# [Task brief]
Write the material out again exactly.

>> start Given data

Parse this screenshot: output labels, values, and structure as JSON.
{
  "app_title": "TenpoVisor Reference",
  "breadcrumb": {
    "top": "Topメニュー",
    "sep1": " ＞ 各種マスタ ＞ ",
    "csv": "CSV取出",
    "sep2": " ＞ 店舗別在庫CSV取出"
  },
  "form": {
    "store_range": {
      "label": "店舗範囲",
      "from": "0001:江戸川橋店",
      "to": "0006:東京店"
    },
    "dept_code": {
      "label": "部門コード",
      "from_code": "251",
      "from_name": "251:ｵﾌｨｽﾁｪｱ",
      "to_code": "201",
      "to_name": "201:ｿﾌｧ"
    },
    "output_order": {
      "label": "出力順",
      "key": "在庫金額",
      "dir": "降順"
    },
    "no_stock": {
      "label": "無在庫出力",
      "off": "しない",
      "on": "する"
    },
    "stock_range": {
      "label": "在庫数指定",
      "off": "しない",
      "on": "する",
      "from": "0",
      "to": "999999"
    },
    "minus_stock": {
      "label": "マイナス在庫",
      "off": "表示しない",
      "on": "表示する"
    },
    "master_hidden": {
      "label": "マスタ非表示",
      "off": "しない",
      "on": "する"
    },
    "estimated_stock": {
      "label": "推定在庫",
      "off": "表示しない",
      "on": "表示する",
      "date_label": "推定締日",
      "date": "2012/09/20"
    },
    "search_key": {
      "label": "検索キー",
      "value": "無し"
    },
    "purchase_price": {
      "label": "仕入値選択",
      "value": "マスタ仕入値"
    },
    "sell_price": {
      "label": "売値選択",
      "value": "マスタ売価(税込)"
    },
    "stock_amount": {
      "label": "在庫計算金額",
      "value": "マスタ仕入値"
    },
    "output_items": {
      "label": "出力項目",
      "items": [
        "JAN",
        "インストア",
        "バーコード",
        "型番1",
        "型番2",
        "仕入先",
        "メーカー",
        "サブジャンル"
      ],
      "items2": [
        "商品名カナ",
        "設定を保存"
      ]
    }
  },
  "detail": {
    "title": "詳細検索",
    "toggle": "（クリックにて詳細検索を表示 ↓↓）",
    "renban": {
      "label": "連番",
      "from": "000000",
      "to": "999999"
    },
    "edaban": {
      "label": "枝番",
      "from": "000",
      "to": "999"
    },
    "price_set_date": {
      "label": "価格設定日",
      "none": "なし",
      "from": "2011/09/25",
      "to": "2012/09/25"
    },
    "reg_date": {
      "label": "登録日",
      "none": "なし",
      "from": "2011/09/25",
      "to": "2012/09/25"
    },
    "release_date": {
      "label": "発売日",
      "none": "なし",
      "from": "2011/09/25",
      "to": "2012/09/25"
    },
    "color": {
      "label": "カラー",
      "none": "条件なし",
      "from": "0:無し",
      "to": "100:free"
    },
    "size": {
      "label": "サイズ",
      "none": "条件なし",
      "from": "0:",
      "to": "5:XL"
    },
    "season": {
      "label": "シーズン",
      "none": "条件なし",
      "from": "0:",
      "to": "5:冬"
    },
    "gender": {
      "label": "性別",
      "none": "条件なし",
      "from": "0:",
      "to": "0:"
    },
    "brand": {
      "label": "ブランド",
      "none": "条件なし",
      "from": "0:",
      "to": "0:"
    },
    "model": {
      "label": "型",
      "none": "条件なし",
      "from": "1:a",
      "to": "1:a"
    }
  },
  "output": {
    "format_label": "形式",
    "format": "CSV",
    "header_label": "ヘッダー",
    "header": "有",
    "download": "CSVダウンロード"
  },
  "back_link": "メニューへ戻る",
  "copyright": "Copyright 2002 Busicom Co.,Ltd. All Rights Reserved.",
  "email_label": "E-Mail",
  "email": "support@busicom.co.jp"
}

>> end Given data

# [Output]
Parse this screenshot: output labels, values, and structure as JSON.
{
  "app_title": "TenpoVisor Reference",
  "breadcrumb": {
    "top": "Topメニュー",
    "sep1": " ＞ 各種マスタ ＞ ",
    "csv": "CSV取出",
    "sep2": " ＞ 店舗別在庫CSV取出"
  },
  "form": {
    "store_range": {
      "label": "店舗範囲",
      "from": "0001:江戸川橋店",
      "to": "0006:東京店"
    },
    "dept_code": {
      "label": "部門コード",
      "from_code": "251",
      "from_name": "251:ｵﾌｨｽﾁｪｱ",
      "to_code": "201",
      "to_name": "201:ｿﾌｧ"
    },
    "output_order": {
      "label": "出力順",
      "key": "在庫金額",
      "dir": "降順"
    },
    "no_stock": {
      "label": "無在庫出力",
      "off": "しない",
      "on": "する"
    },
    "stock_range": {
      "label": "在庫数指定",
      "off": "しない",
      "on": "する",
      "from": "0",
      "to": "999999"
    },
    "minus_stock": {
      "label": "マイナス在庫",
      "off": "表示しない",
      "on": "表示する"
    },
    "master_hidden": {
      "label": "マスタ非表示",
      "off": "しない",
      "on": "する"
    },
    "estimated_stock": {
      "label": "推定在庫",
      "off": "表示しない",
      "on": "表示する",
      "date_label": "推定締日",
      "date": "2012/09/20"
    },
    "search_key": {
      "label": "検索キー",
      "value": "無し"
    },
    "purchase_price": {
      "label": "仕入値選択",
      "value": "マスタ仕入値"
    },
    "sell_price": {
      "label": "売値選択",
      "value": "マスタ売価(税込)"
    },
    "stock_amount": {
      "label": "在庫計算金額",
      "value": "マスタ仕入値"
    },
    "output_items": {
      "label": "出力項目",
      "items": [
        "JAN",
        "インストア",
        "バーコード",
        "型番1",
        "型番2",
        "仕入先",
        "メーカー",
        "サブジャンル"
      ],
      "items2": [
        "商品名カナ",
        "設定を保存"
      ]
    }
  },
  "detail": {
    "title": "詳細検索",
    "toggle": "（クリックにて詳細検索を表示 ↓↓）",
    "renban": {
      "label": "連番",
      "from": "000000",
      "to": "999999"
    },
    "edaban": {
      "label": "枝番",
      "from": "000",
      "to": "999"
    },
    "price_set_date": {
      "label": "価格設定日",
      "none": "なし",
      "from": "2011/09/25",
      "to": "2012/09/25"
    },
    "reg_date": {
      "label": "登録日",
      "none": "なし",
      "from": "2011/09/25",
      "to": "2012/09/25"
    },
    "release_date": {
      "label": "発売日",
      "none": "なし",
      "from": "2011/09/25",
      "to": "2012/09/25"
    },
    "color": {
      "label": "カラー",
      "none": "条件なし",
      "from": "0:無し",
      "to": "100:free"
    },
    "size": {
      "label": "サイズ",
      "none": "条件なし",
      "from": "0:",
      "to": "5:XL"
    },
    "season": {
      "label": "シーズン",
      "none": "条件なし",
      "from": "0:",
      "to": "5:冬"
    },
    "gender": {
      "label": "性別",
      "none": "条件なし",
      "from": "0:",
      "to": "0:"
    },
    "brand": {
      "label": "ブランド",
      "none": "条件なし",
      "from": "0:",
      "to": "0:"
    },
    "model": {
      "label": "型",
      "none": "条件なし",
      "from": "1:a",
      "to": "1:a"
    }
  },
  "output": {
    "format_label": "形式",
    "format": "CSV",
    "header_label": "ヘッダー",
    "header": "有",
    "download": "CSVダウンロード"
  },
  "back_link": "メニューへ戻る",
  "copyright": "Copyright 2002 Busicom Co.,Ltd. All Rights Reserved.",
  "email_label": "E-Mail",
  "email": "support@busicom.co.jp"
}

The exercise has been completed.